- TASK GOAL
Look for "items" in each line of the entries, and return the matching lines.

Data listing
****************************************
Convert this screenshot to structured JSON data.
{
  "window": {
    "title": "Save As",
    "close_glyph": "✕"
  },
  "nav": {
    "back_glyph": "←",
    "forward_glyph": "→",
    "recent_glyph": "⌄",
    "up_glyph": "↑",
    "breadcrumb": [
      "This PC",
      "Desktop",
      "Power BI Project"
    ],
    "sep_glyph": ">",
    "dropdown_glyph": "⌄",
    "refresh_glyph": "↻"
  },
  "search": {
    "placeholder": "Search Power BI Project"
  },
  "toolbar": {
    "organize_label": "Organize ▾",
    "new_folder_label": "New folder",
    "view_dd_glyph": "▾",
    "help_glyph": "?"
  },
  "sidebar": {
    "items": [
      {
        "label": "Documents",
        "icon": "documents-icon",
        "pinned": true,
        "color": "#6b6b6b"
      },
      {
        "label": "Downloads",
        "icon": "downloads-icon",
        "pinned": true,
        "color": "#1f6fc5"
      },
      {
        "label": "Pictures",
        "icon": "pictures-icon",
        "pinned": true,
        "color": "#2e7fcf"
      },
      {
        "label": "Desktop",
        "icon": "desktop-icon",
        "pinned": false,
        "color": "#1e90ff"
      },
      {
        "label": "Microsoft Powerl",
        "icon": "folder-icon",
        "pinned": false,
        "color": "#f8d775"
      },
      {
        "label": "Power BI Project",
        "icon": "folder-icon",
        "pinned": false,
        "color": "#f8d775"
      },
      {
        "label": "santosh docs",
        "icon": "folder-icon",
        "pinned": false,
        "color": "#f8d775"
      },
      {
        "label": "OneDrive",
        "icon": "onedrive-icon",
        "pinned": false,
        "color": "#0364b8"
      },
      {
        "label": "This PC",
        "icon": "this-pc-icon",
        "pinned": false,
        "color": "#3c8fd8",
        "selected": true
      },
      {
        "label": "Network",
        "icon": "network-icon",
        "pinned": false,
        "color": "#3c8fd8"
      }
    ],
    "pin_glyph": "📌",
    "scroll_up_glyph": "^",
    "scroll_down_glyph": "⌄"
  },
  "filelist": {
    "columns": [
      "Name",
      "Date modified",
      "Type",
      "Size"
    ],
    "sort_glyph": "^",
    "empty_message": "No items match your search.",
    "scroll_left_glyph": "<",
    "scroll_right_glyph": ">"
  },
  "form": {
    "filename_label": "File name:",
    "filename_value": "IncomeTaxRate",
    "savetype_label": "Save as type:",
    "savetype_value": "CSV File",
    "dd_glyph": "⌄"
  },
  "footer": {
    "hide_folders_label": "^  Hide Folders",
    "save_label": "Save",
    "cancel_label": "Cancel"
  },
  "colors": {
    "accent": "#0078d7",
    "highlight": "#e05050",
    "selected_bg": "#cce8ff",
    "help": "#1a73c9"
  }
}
****************************************
- EXERCISE SOLUTION
    "items": [
    "empty_message": "No items match your search.",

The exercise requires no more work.